Instructions to follow | Copy each line of the data beneath in which the word "color" appears.

Source records |
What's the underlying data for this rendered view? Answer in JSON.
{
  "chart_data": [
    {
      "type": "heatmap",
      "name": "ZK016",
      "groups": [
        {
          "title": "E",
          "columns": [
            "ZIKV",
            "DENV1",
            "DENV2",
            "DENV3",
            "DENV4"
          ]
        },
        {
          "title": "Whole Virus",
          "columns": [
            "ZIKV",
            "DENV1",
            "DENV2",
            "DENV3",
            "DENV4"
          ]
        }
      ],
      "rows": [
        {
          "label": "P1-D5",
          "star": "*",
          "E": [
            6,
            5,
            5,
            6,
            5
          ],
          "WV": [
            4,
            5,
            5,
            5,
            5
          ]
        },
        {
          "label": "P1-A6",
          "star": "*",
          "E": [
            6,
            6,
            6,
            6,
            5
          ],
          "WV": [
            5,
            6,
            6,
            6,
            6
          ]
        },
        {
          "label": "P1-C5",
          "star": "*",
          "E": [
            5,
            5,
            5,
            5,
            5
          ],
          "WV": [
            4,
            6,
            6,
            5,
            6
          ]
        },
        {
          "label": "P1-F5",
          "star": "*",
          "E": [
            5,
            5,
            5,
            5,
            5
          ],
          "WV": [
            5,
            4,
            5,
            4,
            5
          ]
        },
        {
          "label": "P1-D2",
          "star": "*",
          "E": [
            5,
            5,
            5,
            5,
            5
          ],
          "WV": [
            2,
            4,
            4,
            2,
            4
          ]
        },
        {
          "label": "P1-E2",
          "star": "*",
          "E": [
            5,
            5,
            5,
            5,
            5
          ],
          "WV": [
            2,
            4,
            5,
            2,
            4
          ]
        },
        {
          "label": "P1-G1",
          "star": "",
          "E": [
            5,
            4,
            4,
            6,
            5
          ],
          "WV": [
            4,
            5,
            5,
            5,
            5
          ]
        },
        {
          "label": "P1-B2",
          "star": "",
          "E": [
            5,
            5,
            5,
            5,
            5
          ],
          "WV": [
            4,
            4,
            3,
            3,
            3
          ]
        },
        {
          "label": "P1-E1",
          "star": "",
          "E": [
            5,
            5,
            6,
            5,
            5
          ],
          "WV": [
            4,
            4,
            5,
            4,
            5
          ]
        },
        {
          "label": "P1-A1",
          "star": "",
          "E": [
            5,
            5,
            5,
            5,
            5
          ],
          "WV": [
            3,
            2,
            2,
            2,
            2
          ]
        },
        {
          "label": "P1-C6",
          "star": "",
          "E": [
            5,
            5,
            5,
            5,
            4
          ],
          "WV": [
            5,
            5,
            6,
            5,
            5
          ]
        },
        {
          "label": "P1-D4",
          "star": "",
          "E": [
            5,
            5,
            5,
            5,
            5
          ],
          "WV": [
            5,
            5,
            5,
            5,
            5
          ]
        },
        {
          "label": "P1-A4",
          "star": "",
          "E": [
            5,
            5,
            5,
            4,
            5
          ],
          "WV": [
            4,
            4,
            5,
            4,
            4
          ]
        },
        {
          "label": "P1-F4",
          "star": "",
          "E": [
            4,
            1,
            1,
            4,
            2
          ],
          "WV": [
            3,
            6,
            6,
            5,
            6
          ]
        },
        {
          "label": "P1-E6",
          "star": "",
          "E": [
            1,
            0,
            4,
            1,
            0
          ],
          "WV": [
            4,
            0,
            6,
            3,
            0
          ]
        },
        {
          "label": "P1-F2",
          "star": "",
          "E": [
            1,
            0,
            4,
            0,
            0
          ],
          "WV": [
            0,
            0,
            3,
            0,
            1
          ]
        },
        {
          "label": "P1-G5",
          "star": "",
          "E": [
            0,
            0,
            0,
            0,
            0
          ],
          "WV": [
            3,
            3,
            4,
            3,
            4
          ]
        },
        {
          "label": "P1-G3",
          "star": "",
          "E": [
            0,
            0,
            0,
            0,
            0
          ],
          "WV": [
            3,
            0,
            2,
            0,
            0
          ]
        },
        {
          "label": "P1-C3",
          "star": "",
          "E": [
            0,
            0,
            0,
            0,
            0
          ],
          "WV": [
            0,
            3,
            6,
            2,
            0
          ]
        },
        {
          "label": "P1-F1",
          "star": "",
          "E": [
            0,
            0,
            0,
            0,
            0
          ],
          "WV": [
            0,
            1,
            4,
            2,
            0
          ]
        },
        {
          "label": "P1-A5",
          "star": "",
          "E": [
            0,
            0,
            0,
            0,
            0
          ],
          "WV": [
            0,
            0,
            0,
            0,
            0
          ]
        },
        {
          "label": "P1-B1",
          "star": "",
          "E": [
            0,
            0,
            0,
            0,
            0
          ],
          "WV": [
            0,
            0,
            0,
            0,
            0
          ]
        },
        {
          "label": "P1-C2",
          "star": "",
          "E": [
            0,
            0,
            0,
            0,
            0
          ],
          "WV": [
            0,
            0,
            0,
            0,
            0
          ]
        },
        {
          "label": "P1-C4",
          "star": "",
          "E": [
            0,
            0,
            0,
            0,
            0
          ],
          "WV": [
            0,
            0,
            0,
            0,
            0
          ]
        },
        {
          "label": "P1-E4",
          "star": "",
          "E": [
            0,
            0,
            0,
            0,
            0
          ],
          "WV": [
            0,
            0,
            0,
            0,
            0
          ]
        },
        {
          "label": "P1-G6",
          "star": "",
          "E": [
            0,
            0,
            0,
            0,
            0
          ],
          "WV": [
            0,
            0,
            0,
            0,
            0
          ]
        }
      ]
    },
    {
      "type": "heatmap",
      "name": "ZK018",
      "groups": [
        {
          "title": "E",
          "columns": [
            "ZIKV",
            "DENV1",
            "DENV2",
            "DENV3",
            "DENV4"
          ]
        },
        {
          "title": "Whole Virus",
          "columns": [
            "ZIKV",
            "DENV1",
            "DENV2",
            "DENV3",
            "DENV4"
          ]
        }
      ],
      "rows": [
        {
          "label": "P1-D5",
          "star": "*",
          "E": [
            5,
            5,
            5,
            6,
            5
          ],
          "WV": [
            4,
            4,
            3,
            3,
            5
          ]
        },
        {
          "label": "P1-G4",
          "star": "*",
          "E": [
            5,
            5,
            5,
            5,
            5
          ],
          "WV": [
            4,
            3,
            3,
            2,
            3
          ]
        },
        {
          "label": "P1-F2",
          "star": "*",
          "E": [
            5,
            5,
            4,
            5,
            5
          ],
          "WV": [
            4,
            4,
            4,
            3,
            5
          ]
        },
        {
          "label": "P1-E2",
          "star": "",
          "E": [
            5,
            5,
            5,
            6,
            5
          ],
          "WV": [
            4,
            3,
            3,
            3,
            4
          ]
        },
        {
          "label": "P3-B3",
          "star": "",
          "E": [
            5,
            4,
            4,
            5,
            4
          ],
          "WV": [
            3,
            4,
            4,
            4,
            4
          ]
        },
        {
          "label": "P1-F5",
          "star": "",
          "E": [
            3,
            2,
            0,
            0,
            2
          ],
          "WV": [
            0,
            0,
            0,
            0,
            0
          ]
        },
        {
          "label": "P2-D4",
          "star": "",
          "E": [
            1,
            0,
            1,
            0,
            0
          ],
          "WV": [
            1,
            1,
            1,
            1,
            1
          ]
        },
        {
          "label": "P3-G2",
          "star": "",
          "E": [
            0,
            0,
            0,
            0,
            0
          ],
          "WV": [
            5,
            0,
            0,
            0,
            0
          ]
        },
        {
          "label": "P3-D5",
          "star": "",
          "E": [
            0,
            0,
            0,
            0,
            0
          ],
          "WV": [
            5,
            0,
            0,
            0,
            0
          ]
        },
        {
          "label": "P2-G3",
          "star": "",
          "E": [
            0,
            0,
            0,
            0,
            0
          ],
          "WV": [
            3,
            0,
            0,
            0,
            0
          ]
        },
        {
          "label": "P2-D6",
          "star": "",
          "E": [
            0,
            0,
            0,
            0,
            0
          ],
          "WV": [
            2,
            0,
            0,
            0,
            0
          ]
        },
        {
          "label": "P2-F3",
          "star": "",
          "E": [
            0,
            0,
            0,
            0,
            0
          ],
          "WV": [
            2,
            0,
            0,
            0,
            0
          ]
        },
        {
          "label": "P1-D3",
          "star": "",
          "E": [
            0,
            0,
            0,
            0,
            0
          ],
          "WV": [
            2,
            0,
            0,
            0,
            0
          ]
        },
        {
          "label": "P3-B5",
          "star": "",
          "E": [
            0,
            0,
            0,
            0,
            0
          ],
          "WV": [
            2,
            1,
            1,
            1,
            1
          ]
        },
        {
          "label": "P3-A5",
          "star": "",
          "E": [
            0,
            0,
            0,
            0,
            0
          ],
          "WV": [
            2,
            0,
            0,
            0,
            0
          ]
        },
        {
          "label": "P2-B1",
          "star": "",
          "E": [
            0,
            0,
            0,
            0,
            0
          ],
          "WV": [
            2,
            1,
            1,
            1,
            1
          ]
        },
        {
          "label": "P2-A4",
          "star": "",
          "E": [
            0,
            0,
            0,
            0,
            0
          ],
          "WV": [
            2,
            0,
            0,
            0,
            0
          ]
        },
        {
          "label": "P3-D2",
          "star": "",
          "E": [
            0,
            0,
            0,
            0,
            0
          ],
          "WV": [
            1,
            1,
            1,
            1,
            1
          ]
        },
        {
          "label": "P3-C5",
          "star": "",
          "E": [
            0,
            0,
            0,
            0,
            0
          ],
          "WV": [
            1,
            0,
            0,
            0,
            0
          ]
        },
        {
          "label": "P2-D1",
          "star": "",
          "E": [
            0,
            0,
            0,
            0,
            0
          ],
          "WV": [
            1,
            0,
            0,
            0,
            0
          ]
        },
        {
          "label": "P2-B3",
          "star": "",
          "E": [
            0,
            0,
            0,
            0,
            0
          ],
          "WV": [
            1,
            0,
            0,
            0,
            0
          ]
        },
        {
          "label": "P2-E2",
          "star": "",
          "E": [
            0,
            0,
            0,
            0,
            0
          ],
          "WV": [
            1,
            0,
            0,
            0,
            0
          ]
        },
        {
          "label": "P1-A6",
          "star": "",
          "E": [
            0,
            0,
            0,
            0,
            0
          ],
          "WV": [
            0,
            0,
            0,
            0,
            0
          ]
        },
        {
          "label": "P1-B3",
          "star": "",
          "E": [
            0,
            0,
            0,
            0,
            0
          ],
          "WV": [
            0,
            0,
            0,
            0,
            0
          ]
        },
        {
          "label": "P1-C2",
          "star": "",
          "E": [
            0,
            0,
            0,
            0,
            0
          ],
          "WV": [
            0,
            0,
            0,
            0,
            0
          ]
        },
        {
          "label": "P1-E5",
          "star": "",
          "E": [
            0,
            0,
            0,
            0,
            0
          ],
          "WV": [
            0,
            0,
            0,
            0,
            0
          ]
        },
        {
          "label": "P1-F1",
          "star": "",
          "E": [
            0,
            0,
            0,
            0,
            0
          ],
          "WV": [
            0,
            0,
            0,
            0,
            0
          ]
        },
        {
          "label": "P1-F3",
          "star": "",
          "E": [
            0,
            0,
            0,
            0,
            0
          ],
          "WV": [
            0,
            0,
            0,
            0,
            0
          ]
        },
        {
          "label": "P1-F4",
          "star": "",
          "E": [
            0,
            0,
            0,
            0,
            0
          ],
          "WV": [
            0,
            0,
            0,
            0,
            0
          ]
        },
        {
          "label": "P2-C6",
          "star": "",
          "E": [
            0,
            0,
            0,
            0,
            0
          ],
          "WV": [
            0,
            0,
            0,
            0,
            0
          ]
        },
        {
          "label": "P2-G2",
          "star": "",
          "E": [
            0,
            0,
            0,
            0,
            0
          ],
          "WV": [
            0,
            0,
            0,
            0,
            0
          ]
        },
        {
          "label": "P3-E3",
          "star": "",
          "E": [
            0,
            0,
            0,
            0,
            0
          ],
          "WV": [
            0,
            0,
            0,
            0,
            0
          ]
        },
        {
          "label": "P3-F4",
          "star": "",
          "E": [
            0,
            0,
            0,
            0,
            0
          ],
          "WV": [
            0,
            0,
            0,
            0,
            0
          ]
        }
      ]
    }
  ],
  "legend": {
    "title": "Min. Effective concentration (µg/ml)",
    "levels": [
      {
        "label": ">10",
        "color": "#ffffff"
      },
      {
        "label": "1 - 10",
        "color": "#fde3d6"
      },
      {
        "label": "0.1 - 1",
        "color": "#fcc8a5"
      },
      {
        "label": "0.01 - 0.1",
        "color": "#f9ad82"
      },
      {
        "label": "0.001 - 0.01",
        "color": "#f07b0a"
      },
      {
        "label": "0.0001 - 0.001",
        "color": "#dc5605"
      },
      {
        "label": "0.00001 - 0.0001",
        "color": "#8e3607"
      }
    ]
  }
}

Solved exercise |
        "color": "#ffffff"
        "color": "#fde3d6"
        "color": "#fcc8a5"
        "color": "#f9ad82"
        "color": "#f07b0a"
        "color": "#dc5605"
        "color": "#8e3607"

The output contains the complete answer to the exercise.